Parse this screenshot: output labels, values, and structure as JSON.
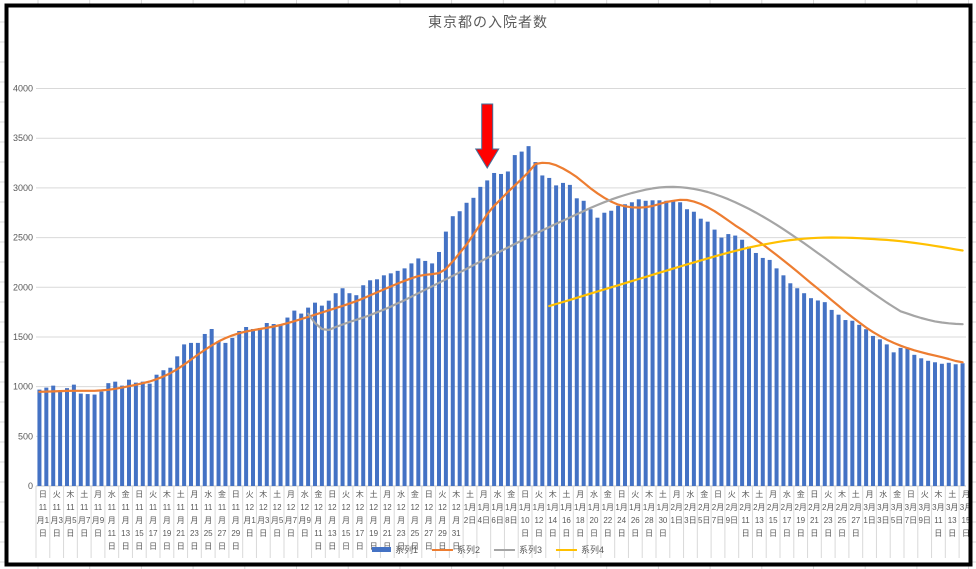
{
  "chart": {
    "title": "東京都の入院者数",
    "colors": {
      "bar": "#4472C4",
      "line2": "#ED7D31",
      "line3": "#A5A5A5",
      "line4": "#FFC000",
      "grid": "#D9D9D9",
      "axis_line": "#C8C8C8",
      "text": "#595959",
      "border": "#000000",
      "arrow_fill": "#FF0000",
      "arrow_outline": "#41719C"
    }
  },
  "legend": {
    "items": [
      {
        "label": "系列1",
        "type": "bar",
        "color": "#4472C4"
      },
      {
        "label": "系列2",
        "type": "line",
        "color": "#ED7D31"
      },
      {
        "label": "系列3",
        "type": "line",
        "color": "#A5A5A5"
      },
      {
        "label": "系列4",
        "type": "line",
        "color": "#FFC000"
      }
    ]
  },
  "y_axis": {
    "tick_labels": [
      "0",
      "500",
      "1000",
      "1500",
      "2000",
      "2500",
      "3000",
      "3500",
      "4000"
    ]
  },
  "chart_data": {
    "type": "bar",
    "subtype": "combo_bar_line",
    "title": "東京都の入院者数",
    "ylim": [
      0,
      4000
    ],
    "y_tick_step": 500,
    "grid": "horizontal",
    "legend_position": "bottom",
    "x_period": "daily 2020-11-01 to 2021-03-15 (135 days), axis labels every 2 days",
    "annotation": {
      "shape": "block-arrow-down",
      "fill": "#FF0000",
      "outline": "#41719C",
      "points_at_bar_index": 65
    },
    "bar_series": {
      "name": "系列1",
      "color": "#4472C4",
      "values": [
        970,
        990,
        1010,
        960,
        985,
        1020,
        930,
        925,
        920,
        950,
        1035,
        1050,
        1010,
        1070,
        1040,
        1050,
        1030,
        1120,
        1165,
        1190,
        1305,
        1425,
        1440,
        1440,
        1530,
        1580,
        1460,
        1440,
        1490,
        1560,
        1600,
        1580,
        1590,
        1640,
        1630,
        1620,
        1695,
        1765,
        1735,
        1795,
        1845,
        1815,
        1865,
        1940,
        1990,
        1940,
        1920,
        2020,
        2070,
        2080,
        2120,
        2140,
        2165,
        2190,
        2240,
        2290,
        2265,
        2240,
        2355,
        2560,
        2715,
        2765,
        2850,
        2900,
        3010,
        3075,
        3150,
        3140,
        3165,
        3330,
        3365,
        3420,
        3260,
        3125,
        3100,
        3025,
        3050,
        3030,
        2895,
        2870,
        2785,
        2700,
        2750,
        2770,
        2820,
        2835,
        2855,
        2885,
        2870,
        2875,
        2875,
        2870,
        2870,
        2855,
        2785,
        2760,
        2690,
        2660,
        2580,
        2500,
        2535,
        2520,
        2478,
        2410,
        2345,
        2295,
        2275,
        2190,
        2120,
        2040,
        1990,
        1940,
        1890,
        1867,
        1850,
        1772,
        1724,
        1670,
        1663,
        1622,
        1578,
        1510,
        1476,
        1425,
        1345,
        1390,
        1385,
        1320,
        1285,
        1260,
        1245,
        1230,
        1240,
        1225,
        1235
      ]
    },
    "line_series": [
      {
        "name": "系列2",
        "color": "#ED7D31",
        "start_index": 0,
        "values": [
          948,
          950,
          952,
          955,
          957,
          958,
          958,
          958,
          958,
          962,
          968,
          978,
          990,
          1004,
          1018,
          1034,
          1052,
          1075,
          1102,
          1135,
          1175,
          1222,
          1272,
          1322,
          1370,
          1415,
          1455,
          1488,
          1515,
          1538,
          1555,
          1568,
          1580,
          1592,
          1605,
          1620,
          1638,
          1658,
          1680,
          1702,
          1724,
          1746,
          1768,
          1790,
          1812,
          1835,
          1860,
          1888,
          1918,
          1948,
          1978,
          2008,
          2038,
          2065,
          2090,
          2112,
          2125,
          2132,
          2142,
          2185,
          2260,
          2345,
          2430,
          2530,
          2632,
          2735,
          2820,
          2888,
          2960,
          3025,
          3090,
          3160,
          3240,
          3252,
          3248,
          3228,
          3195,
          3155,
          3108,
          3052,
          2995,
          2945,
          2900,
          2862,
          2832,
          2815,
          2805,
          2802,
          2806,
          2818,
          2838,
          2858,
          2870,
          2880,
          2878,
          2862,
          2838,
          2805,
          2765,
          2720,
          2672,
          2622,
          2578,
          2530,
          2480,
          2430,
          2378,
          2325,
          2270,
          2215,
          2158,
          2100,
          2042,
          1985,
          1928,
          1870,
          1812,
          1755,
          1700,
          1646,
          1595,
          1549,
          1508,
          1472,
          1440,
          1412,
          1388,
          1366,
          1346,
          1328,
          1312,
          1296,
          1278,
          1258,
          1245
        ]
      },
      {
        "name": "系列3",
        "color": "#A5A5A5",
        "start_index": 39,
        "values": [
          1735,
          1640,
          1580,
          1570,
          1600,
          1625,
          1650,
          1672,
          1695,
          1720,
          1748,
          1775,
          1805,
          1838,
          1870,
          1905,
          1940,
          1975,
          2010,
          2045,
          2080,
          2115,
          2150,
          2185,
          2222,
          2258,
          2295,
          2330,
          2365,
          2400,
          2435,
          2470,
          2505,
          2538,
          2572,
          2605,
          2638,
          2670,
          2702,
          2734,
          2766,
          2798,
          2828,
          2856,
          2882,
          2906,
          2928,
          2948,
          2966,
          2982,
          2995,
          3004,
          3009,
          3010,
          3007,
          3000,
          2990,
          2976,
          2958,
          2937,
          2913,
          2886,
          2856,
          2823,
          2788,
          2751,
          2712,
          2671,
          2628,
          2584,
          2538,
          2491,
          2443,
          2394,
          2344,
          2294,
          2243,
          2192,
          2141,
          2090,
          2040,
          1990,
          1941,
          1893,
          1846,
          1801,
          1758,
          1735,
          1712,
          1691,
          1672,
          1656,
          1645,
          1637,
          1631,
          1628
        ]
      },
      {
        "name": "系列4",
        "color": "#FFC000",
        "start_index": 74,
        "values": [
          1810,
          1831,
          1852,
          1873,
          1894,
          1915,
          1936,
          1957,
          1978,
          1999,
          2020,
          2041,
          2062,
          2083,
          2104,
          2125,
          2146,
          2167,
          2188,
          2209,
          2230,
          2250,
          2270,
          2290,
          2310,
          2329,
          2348,
          2366,
          2383,
          2399,
          2414,
          2428,
          2441,
          2453,
          2464,
          2474,
          2482,
          2489,
          2494,
          2498,
          2500,
          2501,
          2500,
          2499,
          2497,
          2494,
          2490,
          2486,
          2481,
          2476,
          2470,
          2463,
          2455,
          2446,
          2437,
          2427,
          2416,
          2405,
          2393,
          2381,
          2370
        ]
      }
    ],
    "x_tick_labels": [
      {
        "stack": "日|11|月1|日"
      },
      {
        "stack": "火|11|月3|日"
      },
      {
        "stack": "木|11|月5|日"
      },
      {
        "stack": "土|11|月7|日"
      },
      {
        "stack": "月|11|月9|日"
      },
      {
        "stack": "水|11|月|11|日"
      },
      {
        "stack": "金|11|月|13|日"
      },
      {
        "stack": "日|11|月|15|日"
      },
      {
        "stack": "火|11|月|17|日"
      },
      {
        "stack": "木|11|月|19|日"
      },
      {
        "stack": "土|11|月|21|日"
      },
      {
        "stack": "月|11|月|23|日"
      },
      {
        "stack": "水|11|月|25|日"
      },
      {
        "stack": "金|11|月|27|日"
      },
      {
        "stack": "日|11|月|29|日"
      },
      {
        "stack": "火|12|月1|日"
      },
      {
        "stack": "木|12|月3|日"
      },
      {
        "stack": "土|12|月5|日"
      },
      {
        "stack": "月|12|月7|日"
      },
      {
        "stack": "水|12|月9|日"
      },
      {
        "stack": "金|12|月|11|日"
      },
      {
        "stack": "日|12|月|13|日"
      },
      {
        "stack": "火|12|月|15|日"
      },
      {
        "stack": "木|12|月|17|日"
      },
      {
        "stack": "土|12|月|19|日"
      },
      {
        "stack": "月|12|月|21|日"
      },
      {
        "stack": "水|12|月|23|日"
      },
      {
        "stack": "金|12|月|25|日"
      },
      {
        "stack": "日|12|月|27|日"
      },
      {
        "stack": "火|12|月|29|日"
      },
      {
        "stack": "木|12|月|31|日"
      },
      {
        "stack": "土|1月|2日"
      },
      {
        "stack": "月|1月|4日"
      },
      {
        "stack": "水|1月|6日"
      },
      {
        "stack": "金|1月|8日"
      },
      {
        "stack": "日|1月|10|日"
      },
      {
        "stack": "火|1月|12|日"
      },
      {
        "stack": "木|1月|14|日"
      },
      {
        "stack": "土|1月|16|日"
      },
      {
        "stack": "月|1月|18|日"
      },
      {
        "stack": "水|1月|20|日"
      },
      {
        "stack": "金|1月|22|日"
      },
      {
        "stack": "日|1月|24|日"
      },
      {
        "stack": "火|1月|26|日"
      },
      {
        "stack": "木|1月|28|日"
      },
      {
        "stack": "土|1月|30|日"
      },
      {
        "stack": "月|2月|1日"
      },
      {
        "stack": "水|2月|3日"
      },
      {
        "stack": "金|2月|5日"
      },
      {
        "stack": "日|2月|7日"
      },
      {
        "stack": "火|2月|9日"
      },
      {
        "stack": "木|2月|11|日"
      },
      {
        "stack": "土|2月|13|日"
      },
      {
        "stack": "月|2月|15|日"
      },
      {
        "stack": "水|2月|17|日"
      },
      {
        "stack": "金|2月|19|日"
      },
      {
        "stack": "日|2月|21|日"
      },
      {
        "stack": "火|2月|23|日"
      },
      {
        "stack": "木|2月|25|日"
      },
      {
        "stack": "土|2月|27|日"
      },
      {
        "stack": "月|3月|1日"
      },
      {
        "stack": "水|3月|3日"
      },
      {
        "stack": "金|3月|5日"
      },
      {
        "stack": "日|3月|7日"
      },
      {
        "stack": "火|3月|9日"
      },
      {
        "stack": "木|3月|11|日"
      },
      {
        "stack": "土|3月|13|日"
      },
      {
        "stack": "月|3月|15|日"
      }
    ]
  }
}
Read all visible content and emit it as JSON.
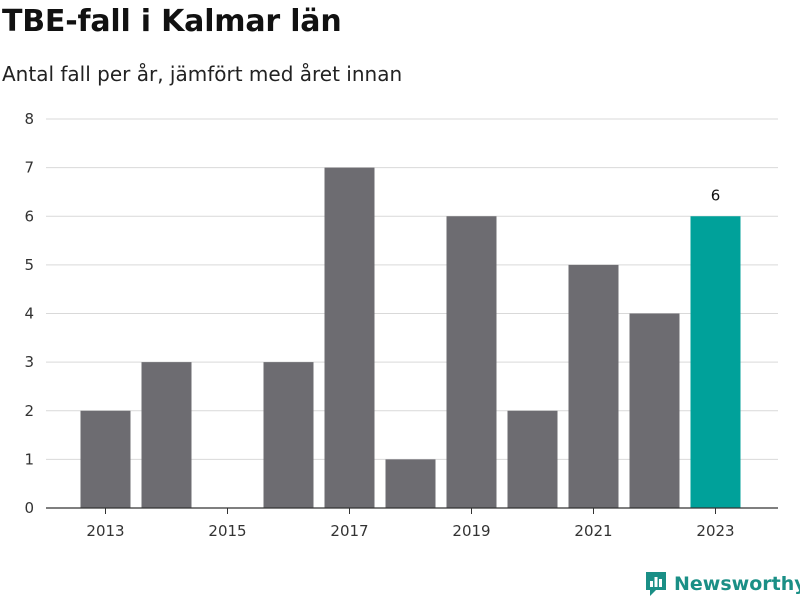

== What to do ==
Pull every line containing "JSON" out of the records.

== Exercise answer ==
Parse this screenshot: output labels, values, and structure as JSON.
Read all visible content and emit it as JSON.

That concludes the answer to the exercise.